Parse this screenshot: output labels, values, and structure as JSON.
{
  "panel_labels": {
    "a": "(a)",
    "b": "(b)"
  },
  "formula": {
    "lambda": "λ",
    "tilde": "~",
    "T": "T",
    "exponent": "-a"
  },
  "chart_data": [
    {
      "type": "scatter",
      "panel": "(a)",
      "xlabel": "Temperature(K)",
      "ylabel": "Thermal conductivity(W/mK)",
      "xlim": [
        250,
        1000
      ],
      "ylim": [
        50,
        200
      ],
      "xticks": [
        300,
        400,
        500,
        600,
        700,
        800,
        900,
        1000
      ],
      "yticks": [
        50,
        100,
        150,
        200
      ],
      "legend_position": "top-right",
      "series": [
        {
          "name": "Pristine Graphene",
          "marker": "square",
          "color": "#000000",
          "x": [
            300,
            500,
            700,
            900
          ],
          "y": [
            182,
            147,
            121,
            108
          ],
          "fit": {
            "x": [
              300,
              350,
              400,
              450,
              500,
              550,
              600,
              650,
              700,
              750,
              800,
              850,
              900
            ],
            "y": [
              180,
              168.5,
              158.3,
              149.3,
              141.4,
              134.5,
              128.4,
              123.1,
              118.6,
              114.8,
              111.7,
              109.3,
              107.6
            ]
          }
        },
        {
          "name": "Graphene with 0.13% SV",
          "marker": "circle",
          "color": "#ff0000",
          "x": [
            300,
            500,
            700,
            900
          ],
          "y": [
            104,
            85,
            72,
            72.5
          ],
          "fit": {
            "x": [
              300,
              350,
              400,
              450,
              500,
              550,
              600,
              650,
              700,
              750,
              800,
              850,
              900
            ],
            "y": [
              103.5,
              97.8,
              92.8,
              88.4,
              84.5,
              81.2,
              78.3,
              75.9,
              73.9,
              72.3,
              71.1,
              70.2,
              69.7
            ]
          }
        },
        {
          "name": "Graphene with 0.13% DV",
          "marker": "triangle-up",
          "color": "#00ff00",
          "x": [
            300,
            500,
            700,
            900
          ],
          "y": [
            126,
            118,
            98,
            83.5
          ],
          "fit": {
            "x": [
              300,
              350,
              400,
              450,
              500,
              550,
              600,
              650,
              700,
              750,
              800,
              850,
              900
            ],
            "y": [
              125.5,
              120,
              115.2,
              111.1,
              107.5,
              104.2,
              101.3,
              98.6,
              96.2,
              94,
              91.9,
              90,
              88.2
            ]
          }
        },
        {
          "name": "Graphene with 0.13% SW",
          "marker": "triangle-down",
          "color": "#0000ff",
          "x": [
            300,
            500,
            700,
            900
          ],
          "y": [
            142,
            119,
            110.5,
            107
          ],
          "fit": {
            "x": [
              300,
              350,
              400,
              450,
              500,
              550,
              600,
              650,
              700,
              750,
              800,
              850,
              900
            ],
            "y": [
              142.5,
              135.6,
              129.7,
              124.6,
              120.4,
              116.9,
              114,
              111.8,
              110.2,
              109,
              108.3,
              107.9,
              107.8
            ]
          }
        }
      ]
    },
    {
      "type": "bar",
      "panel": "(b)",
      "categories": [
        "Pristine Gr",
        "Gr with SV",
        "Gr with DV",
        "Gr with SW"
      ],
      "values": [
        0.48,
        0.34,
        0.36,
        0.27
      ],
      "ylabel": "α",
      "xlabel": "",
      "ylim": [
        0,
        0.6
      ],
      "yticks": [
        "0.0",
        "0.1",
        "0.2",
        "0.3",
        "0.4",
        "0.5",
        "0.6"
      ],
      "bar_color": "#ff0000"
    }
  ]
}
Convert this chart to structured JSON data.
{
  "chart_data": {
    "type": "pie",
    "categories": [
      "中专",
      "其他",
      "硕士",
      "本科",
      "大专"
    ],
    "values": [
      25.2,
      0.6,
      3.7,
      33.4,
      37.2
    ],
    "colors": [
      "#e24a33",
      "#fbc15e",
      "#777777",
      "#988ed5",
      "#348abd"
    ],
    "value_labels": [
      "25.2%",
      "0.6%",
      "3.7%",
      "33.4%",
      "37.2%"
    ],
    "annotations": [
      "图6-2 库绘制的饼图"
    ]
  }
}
※
(WHAT THE EXERCISE ASKS): Copy all the entries verbatim.

(ANSWER BELOW):
Parse this screenshot: output labels, values, and structure as JSON.
{
  "panel_labels": {
    "a": "(a)",
    "b": "(b)"
  },
  "formula": {
    "lambda": "λ",
    "tilde": "~",
    "T": "T",
    "exponent": "-a"
  },
  "chart_data": [
    {
      "type": "scatter",
      "panel": "(a)",
      "xlabel": "Temperature(K)",
      "ylabel": "Thermal conductivity(W/mK)",
      "xlim": [
        250,
        1000
      ],
      "ylim": [
        50,
        200
      ],
      "xticks": [
        300,
        400,
        500,
        600,
        700,
        800,
        900,
        1000
      ],
      "yticks": [
        50,
        100,
        150,
        200
      ],
      "legend_position": "top-right",
      "series": [
        {
          "name": "Pristine Graphene",
          "marker": "square",
          "color": "#000000",
          "x": [
            300,
            500,
            700,
            900
          ],
          "y": [
            182,
            147,
            121,
            108
          ],
          "fit": {
            "x": [
              300,
              350,
              400,
              450,
              500,
              550,
              600,
              650,
              700,
              750,
              800,
              850,
              900
            ],
            "y": [
              180,
              168.5,
              158.3,
              149.3,
              141.4,
              134.5,
              128.4,
              123.1,
              118.6,
              114.8,
              111.7,
              109.3,
              107.6
            ]
          }
        },
        {
          "name": "Graphene with 0.13% SV",
          "marker": "circle",
          "color": "#ff0000",
          "x": [
            300,
            500,
            700,
            900
          ],
          "y": [
            104,
            85,
            72,
            72.5
          ],
          "fit": {
            "x": [
              300,
              350,
              400,
              450,
              500,
              550,
              600,
              650,
              700,
              750,
              800,
              850,
              900
            ],
            "y": [
              103.5,
              97.8,
              92.8,
              88.4,
              84.5,
              81.2,
              78.3,
              75.9,
              73.9,
              72.3,
              71.1,
              70.2,
              69.7
            ]
          }
        },
        {
          "name": "Graphene with 0.13% DV",
          "marker": "triangle-up",
          "color": "#00ff00",
          "x": [
            300,
            500,
            700,
            900
          ],
          "y": [
            126,
            118,
            98,
            83.5
          ],
          "fit": {
            "x": [
              300,
              350,
              400,
              450,
              500,
              550,
              600,
              650,
              700,
              750,
              800,
              850,
              900
            ],
            "y": [
              125.5,
              120,
              115.2,
              111.1,
              107.5,
              104.2,
              101.3,
              98.6,
              96.2,
              94,
              91.9,
              90,
              88.2
            ]
          }
        },
        {
          "name": "Graphene with 0.13% SW",
          "marker": "triangle-down",
          "color": "#0000ff",
          "x": [
            300,
            500,
            700,
            900
          ],
          "y": [
            142,
            119,
            110.5,
            107
          ],
          "fit": {
            "x": [
              300,
              350,
              400,
              450,
              500,
              550,
              600,
              650,
              700,
              750,
              800,
              850,
              900
            ],
            "y": [
              142.5,
              135.6,
              129.7,
              124.6,
              120.4,
              116.9,
              114,
              111.8,
              110.2,
              109,
              108.3,
              107.9,
              107.8
            ]
          }
        }
      ]
    },
    {
      "type": "bar",
      "panel": "(b)",
      "categories": [
        "Pristine Gr",
        "Gr with SV",
        "Gr with DV",
        "Gr with SW"
      ],
      "values": [
        0.48,
        0.34,
        0.36,
        0.27
      ],
      "ylabel": "α",
      "xlabel": "",
      "ylim": [
        0,
        0.6
      ],
      "yticks": [
        "0.0",
        "0.1",
        "0.2",
        "0.3",
        "0.4",
        "0.5",
        "0.6"
      ],
      "bar_color": "#ff0000"
    }
  ]
}
Convert this chart to structured JSON data.
{
  "chart_data": {
    "type": "pie",
    "categories": [
      "中专",
      "其他",
      "硕士",
      "本科",
      "大专"
    ],
    "values": [
      25.2,
      0.6,
      3.7,
      33.4,
      37.2
    ],
    "colors": [
      "#e24a33",
      "#fbc15e",
      "#777777",
      "#988ed5",
      "#348abd"
    ],
    "value_labels": [
      "25.2%",
      "0.6%",
      "3.7%",
      "33.4%",
      "37.2%"
    ],
    "annotations": [
      "图6-2 库绘制的饼图"
    ]
  }
}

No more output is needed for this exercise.